**Dataset entries**:
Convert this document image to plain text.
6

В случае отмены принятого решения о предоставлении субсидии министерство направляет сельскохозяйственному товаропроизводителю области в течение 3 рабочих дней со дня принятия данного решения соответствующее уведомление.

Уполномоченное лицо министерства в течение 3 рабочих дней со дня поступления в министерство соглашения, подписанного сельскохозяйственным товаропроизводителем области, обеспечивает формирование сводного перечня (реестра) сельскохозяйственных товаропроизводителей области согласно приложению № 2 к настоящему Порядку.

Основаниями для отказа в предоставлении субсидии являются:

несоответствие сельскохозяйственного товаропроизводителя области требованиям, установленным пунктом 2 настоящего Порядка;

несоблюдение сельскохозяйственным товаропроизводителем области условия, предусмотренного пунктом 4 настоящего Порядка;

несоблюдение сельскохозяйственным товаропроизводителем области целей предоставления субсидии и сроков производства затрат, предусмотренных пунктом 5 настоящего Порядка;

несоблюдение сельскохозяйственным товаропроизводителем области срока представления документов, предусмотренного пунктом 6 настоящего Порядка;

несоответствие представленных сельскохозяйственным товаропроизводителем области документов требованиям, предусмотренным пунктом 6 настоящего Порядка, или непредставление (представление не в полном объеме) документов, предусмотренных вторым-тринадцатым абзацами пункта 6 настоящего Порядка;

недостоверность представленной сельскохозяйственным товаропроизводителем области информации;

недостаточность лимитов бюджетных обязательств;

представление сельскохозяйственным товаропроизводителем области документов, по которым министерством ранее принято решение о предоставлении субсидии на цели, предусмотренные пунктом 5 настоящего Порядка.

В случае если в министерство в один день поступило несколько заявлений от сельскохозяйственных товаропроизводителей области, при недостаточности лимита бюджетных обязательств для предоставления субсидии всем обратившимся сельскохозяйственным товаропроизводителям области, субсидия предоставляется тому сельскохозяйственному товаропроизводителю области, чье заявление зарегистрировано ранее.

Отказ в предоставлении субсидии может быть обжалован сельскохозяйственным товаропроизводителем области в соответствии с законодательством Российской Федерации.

**Task**:
Set down the entries above again, word for word.

**Written solution**:
Convert this document image to plain text.
6

В случае отмены принятого решения о предоставлении субсидии министерство направляет сельскохозяйственному товаропроизводителю области в течение 3 рабочих дней со дня принятия данного решения соответствующее уведомление.

Уполномоченное лицо министерства в течение 3 рабочих дней со дня поступления в министерство соглашения, подписанного сельскохозяйственным товаропроизводителем области, обеспечивает формирование сводного перечня (реестра) сельскохозяйственных товаропроизводителей области согласно приложению № 2 к настоящему Порядку.

Основаниями для отказа в предоставлении субсидии являются:

несоответствие сельскохозяйственного товаропроизводителя области требованиям, установленным пунктом 2 настоящего Порядка;

несоблюдение сельскохозяйственным товаропроизводителем области условия, предусмотренного пунктом 4 настоящего Порядка;

несоблюдение сельскохозяйственным товаропроизводителем области целей предоставления субсидии и сроков производства затрат, предусмотренных пунктом 5 настоящего Порядка;

несоблюдение сельскохозяйственным товаропроизводителем области срока представления документов, предусмотренного пунктом 6 настоящего Порядка;

несоответствие представленных сельскохозяйственным товаропроизводителем области документов требованиям, предусмотренным пунктом 6 настоящего Порядка, или непредставление (представление не в полном объеме) документов, предусмотренных вторым-тринадцатым абзацами пункта 6 настоящего Порядка;

недостоверность представленной сельскохозяйственным товаропроизводителем области информации;

недостаточность лимитов бюджетных обязательств;

представление сельскохозяйственным товаропроизводителем области документов, по которым министерством ранее принято решение о предоставлении субсидии на цели, предусмотренные пунктом 5 настоящего Порядка.

В случае если в министерство в один день поступило несколько заявлений от сельскохозяйственных товаропроизводителей области, при недостаточности лимита бюджетных обязательств для предоставления субсидии всем обратившимся сельскохозяйственным товаропроизводителям области, субсидия предоставляется тому сельскохозяйственному товаропроизводителю области, чье заявление зарегистрировано ранее.

Отказ в предоставлении субсидии может быть обжалован сельскохозяйственным товаропроизводителем области в соответствии с законодательством Российской Федерации.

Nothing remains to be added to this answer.